- [WHAT THE TASK ASKS]
Drop every picture and give the entries back exactly.

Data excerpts
==========

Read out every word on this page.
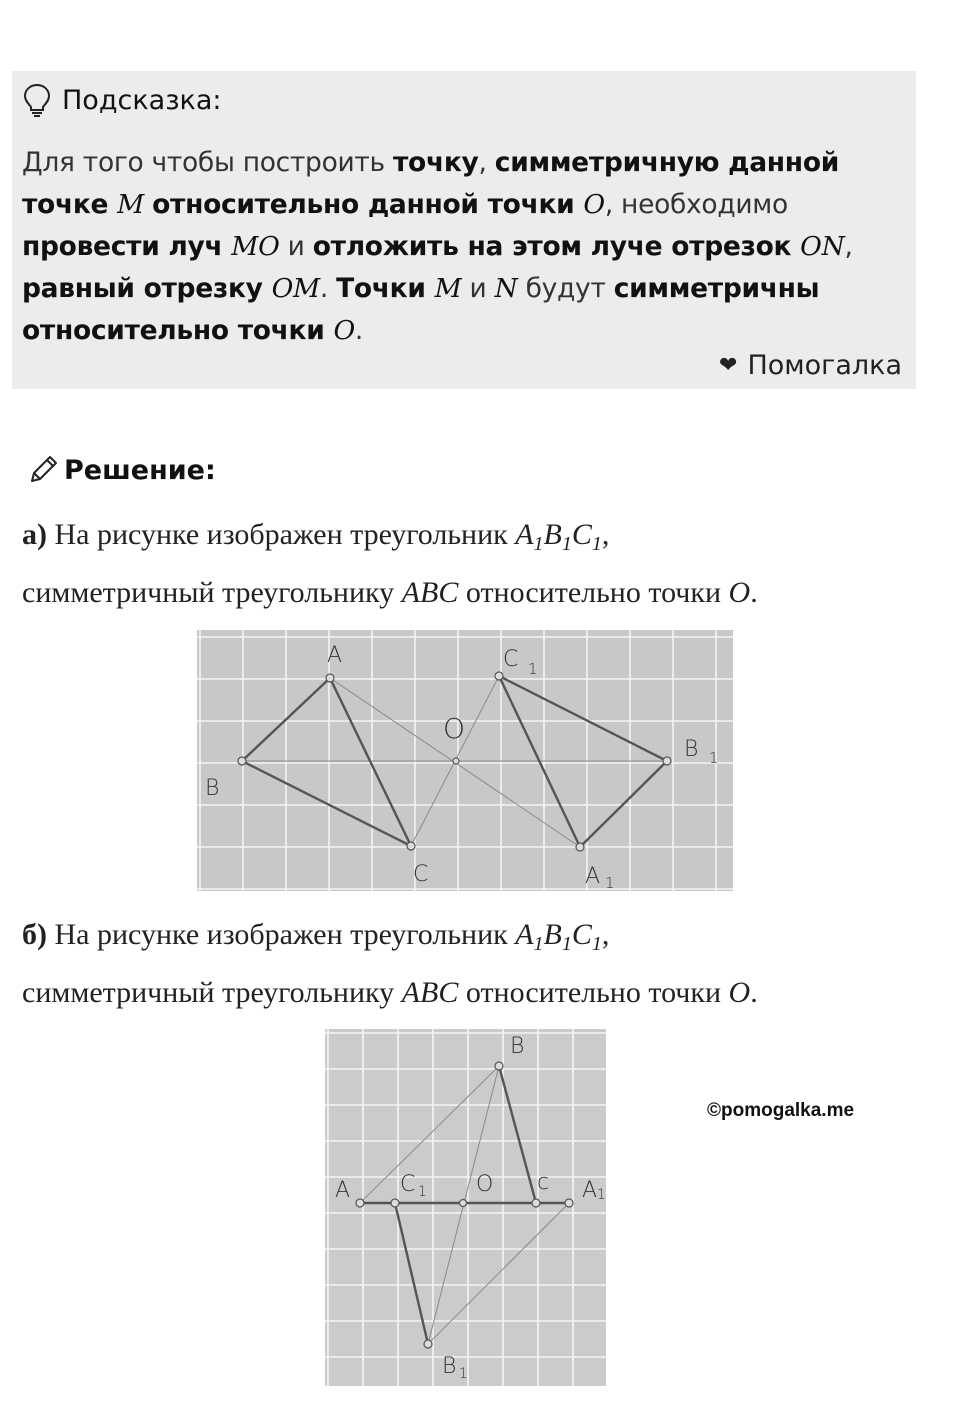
Подсказка:
Для того чтобы построить точку, симметричную данной точке M относительно данной точки O, необходимо провести луч MO и отложить на этом луче отрезок ON, равный отрезку OM. Точки M и N будут симметричны относительно точки O.
❤ Помогалка
Решение:
а) На рисунке изображен треугольник $A_1B_1C_1$,
симметричный треугольнику ABC относительно точки O.
A
B
C
O
C 1
B 1
A 1
б) На рисунке изображен треугольник $A_1B_1C_1$,
симметричный треугольнику ABC относительно точки O.
A
B
c
O
C 1	A 1
B 1
©pomogalka.me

==========

- [COMPLETED EXERCISE]
Read out every word on this page.
Подсказка:
Для того чтобы построить точку, симметричную данной точке M относительно данной точки O, необходимо провести луч MO и отложить на этом луче отрезок ON, равный отрезку OM. Точки M и N будут симметричны относительно точки O.
❤ Помогалка
Решение:
а) На рисунке изображен треугольник $A_1B_1C_1$,
симметричный треугольнику ABC относительно точки O.
A
B
C
O
C 1
B 1
A 1
б) На рисунке изображен треугольник $A_1B_1C_1$,
симметричный треугольнику ABC относительно точки O.
A
B
c
O
C 1	A 1
B 1
©pomogalka.me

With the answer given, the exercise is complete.